Directions for this task
Pull out every line of the records that contains the string "swatch", copying each one in full.

(Layout annotation data)
※ ※ ※

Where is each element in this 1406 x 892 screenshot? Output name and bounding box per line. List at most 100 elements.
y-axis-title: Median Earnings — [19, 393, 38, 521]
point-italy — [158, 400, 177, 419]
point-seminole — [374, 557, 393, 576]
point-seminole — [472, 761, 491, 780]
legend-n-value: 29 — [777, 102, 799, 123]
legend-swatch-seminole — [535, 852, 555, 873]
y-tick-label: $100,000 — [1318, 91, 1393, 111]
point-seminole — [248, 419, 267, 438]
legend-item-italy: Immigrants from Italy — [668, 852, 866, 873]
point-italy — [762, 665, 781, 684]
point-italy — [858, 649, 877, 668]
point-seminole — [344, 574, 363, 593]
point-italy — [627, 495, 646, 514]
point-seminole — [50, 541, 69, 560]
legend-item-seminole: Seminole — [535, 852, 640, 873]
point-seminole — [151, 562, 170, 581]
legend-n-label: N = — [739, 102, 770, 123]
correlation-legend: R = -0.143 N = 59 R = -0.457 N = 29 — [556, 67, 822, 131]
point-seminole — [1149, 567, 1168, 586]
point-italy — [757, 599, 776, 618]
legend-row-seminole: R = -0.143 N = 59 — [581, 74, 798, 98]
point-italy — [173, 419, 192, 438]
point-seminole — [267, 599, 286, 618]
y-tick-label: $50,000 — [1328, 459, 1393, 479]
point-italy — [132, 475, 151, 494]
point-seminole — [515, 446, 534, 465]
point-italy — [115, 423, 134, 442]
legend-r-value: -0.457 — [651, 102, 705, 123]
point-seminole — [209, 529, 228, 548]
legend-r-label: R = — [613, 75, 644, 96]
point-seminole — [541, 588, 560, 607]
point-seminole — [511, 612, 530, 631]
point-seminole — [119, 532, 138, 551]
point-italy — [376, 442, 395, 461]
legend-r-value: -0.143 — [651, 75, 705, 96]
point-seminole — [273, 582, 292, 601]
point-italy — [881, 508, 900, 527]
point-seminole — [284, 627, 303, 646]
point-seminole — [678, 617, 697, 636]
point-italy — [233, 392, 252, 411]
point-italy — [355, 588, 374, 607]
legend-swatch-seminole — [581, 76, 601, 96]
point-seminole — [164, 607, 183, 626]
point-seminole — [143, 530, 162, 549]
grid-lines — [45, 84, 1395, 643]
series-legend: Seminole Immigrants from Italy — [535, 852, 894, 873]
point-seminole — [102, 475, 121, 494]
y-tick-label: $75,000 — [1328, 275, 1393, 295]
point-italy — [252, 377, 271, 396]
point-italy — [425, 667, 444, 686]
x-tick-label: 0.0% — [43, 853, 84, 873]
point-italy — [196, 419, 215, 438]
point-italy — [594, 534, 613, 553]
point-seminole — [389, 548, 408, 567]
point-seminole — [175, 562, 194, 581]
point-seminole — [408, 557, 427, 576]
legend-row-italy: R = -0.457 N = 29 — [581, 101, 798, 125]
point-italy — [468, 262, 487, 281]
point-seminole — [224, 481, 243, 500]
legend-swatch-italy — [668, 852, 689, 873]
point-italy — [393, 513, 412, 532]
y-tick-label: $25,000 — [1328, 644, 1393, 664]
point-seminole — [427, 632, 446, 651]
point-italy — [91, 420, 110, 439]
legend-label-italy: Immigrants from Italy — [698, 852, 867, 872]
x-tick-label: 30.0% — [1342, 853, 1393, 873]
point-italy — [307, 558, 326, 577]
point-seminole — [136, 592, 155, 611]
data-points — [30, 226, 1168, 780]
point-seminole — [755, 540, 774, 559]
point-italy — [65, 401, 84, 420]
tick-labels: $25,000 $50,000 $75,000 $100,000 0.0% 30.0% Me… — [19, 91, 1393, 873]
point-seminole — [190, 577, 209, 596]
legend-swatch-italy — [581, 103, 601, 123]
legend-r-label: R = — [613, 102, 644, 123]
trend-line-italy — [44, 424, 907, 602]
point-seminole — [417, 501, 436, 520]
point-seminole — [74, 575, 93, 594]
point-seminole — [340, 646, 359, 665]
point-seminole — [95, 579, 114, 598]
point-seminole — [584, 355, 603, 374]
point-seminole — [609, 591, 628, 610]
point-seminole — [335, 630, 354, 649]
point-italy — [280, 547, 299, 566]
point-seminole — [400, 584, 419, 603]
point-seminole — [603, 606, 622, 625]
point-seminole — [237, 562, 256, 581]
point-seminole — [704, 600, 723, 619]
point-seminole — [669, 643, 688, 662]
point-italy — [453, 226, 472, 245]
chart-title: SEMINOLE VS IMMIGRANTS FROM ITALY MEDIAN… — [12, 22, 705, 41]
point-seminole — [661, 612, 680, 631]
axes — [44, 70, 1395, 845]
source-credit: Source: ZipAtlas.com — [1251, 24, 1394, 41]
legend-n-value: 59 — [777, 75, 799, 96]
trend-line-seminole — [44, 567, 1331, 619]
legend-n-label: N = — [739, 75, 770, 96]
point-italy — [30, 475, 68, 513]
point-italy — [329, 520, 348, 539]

※ ※ ※

Task answer
legend-swatch-seminole — [535, 852, 555, 873]
legend-swatch-seminole — [581, 76, 601, 96]
legend-swatch-italy — [668, 852, 689, 873]
legend-swatch-italy — [581, 103, 601, 123]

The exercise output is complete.